**INPUT RECORDS**
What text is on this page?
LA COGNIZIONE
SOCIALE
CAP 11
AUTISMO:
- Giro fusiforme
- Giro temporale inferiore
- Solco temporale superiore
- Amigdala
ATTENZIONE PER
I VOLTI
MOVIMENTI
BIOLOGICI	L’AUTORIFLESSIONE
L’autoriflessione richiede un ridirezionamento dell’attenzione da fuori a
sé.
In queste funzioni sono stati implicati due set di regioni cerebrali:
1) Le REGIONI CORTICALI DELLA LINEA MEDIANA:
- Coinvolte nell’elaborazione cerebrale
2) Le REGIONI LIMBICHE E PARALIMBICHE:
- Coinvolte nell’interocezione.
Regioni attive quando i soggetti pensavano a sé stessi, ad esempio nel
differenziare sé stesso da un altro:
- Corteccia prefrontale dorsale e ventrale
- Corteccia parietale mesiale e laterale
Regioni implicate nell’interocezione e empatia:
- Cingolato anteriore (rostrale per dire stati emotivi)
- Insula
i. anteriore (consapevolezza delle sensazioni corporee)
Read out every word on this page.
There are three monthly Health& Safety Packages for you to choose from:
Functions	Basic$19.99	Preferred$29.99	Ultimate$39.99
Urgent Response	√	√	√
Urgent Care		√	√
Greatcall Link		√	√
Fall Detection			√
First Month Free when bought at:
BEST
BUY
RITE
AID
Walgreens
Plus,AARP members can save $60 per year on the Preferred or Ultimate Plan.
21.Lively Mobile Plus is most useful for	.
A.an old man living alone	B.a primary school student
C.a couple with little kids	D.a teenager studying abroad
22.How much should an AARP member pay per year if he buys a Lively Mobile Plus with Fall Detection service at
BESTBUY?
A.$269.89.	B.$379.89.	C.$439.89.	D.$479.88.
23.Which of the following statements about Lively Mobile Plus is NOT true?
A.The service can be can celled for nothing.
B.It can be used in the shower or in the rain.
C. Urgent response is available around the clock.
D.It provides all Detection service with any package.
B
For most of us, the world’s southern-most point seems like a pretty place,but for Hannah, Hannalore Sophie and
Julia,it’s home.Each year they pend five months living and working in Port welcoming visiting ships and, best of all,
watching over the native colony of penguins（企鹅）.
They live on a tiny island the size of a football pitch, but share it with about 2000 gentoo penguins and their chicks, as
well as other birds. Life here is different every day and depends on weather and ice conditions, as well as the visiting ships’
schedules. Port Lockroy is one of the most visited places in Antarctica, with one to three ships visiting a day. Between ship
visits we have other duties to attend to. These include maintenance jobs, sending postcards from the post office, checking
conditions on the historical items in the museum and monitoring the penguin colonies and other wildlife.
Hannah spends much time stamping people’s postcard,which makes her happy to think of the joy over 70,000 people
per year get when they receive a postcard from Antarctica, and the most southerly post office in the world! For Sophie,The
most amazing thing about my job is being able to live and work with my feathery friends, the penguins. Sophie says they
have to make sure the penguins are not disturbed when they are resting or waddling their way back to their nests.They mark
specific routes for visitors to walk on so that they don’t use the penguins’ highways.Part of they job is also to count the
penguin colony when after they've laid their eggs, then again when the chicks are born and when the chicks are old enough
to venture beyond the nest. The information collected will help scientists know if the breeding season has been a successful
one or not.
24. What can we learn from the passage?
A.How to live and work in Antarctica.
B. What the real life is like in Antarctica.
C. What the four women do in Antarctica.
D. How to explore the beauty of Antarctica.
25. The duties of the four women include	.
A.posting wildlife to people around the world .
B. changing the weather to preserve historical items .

**PROMPT**
Write out every line of the entries that holds the word "Mobile".

**CORRECT RESPONSE**
21.Lively Mobile Plus is most useful for	.
22.How much should an AARP member pay per year if he buys a Lively Mobile Plus with Fall Detection service at
23.Which of the following statements about Lively Mobile Plus is NOT true?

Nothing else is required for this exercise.